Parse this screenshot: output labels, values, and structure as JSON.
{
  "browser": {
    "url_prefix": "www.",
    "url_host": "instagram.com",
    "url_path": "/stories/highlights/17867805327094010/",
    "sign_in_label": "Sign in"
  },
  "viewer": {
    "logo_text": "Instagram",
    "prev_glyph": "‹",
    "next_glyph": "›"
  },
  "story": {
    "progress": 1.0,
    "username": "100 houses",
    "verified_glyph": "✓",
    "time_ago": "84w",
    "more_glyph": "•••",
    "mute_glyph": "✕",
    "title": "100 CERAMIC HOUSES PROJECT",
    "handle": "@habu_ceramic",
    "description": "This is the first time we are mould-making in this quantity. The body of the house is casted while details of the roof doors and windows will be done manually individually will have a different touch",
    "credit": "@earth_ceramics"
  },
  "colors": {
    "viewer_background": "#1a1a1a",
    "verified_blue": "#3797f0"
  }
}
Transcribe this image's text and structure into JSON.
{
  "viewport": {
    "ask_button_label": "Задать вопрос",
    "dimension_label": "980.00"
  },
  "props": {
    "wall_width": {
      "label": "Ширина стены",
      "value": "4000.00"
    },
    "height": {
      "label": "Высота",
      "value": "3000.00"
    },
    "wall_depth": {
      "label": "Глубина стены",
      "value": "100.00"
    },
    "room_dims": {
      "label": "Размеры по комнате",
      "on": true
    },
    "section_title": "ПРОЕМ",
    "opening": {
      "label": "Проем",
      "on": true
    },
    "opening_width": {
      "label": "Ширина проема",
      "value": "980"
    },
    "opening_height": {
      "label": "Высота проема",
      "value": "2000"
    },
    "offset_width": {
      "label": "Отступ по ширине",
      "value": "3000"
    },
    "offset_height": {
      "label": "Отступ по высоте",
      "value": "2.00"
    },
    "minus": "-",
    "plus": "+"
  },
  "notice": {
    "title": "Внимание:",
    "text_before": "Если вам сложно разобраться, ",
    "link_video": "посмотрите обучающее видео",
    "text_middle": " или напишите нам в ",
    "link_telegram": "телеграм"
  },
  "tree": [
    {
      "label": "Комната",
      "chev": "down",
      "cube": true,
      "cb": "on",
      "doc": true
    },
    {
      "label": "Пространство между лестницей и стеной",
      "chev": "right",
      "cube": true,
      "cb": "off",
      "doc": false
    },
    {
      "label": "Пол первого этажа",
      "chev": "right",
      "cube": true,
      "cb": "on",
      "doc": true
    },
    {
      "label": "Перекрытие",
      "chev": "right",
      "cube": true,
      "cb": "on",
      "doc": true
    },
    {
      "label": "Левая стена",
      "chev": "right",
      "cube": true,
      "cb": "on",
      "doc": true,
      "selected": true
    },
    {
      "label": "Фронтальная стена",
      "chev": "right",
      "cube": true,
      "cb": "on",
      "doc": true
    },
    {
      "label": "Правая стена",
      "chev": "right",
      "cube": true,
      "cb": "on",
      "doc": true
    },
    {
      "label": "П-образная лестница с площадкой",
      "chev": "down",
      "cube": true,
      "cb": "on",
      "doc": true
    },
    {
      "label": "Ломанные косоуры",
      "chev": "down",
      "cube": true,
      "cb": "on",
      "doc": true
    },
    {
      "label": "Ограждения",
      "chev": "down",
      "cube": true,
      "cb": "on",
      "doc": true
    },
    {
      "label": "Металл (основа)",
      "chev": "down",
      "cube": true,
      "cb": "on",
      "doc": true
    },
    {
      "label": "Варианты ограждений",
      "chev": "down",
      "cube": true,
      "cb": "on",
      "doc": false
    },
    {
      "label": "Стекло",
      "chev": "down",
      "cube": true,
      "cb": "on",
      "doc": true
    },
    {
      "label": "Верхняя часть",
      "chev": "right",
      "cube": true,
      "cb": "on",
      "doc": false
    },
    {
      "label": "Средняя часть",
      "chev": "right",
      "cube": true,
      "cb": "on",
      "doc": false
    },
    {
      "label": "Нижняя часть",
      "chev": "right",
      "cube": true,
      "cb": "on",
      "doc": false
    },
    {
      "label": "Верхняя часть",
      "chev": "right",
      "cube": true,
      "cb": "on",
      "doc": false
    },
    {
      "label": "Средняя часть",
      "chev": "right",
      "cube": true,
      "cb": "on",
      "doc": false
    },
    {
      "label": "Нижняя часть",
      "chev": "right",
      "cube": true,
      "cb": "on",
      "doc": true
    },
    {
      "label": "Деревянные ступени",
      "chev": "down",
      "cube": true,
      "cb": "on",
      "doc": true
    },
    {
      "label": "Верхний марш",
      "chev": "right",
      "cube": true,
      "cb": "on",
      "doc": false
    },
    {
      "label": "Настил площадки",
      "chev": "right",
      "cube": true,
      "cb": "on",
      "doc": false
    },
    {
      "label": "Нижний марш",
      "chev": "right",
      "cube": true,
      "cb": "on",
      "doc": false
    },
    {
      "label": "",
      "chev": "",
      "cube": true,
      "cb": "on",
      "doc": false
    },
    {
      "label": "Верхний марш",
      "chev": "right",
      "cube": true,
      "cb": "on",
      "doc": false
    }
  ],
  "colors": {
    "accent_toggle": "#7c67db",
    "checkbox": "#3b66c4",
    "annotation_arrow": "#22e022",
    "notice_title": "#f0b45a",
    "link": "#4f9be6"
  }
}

**Written task:**
From the data above, copy each line that holds "стены".

**Expected answer:**
      "label": "Ширина стены",
      "label": "Глубина стены",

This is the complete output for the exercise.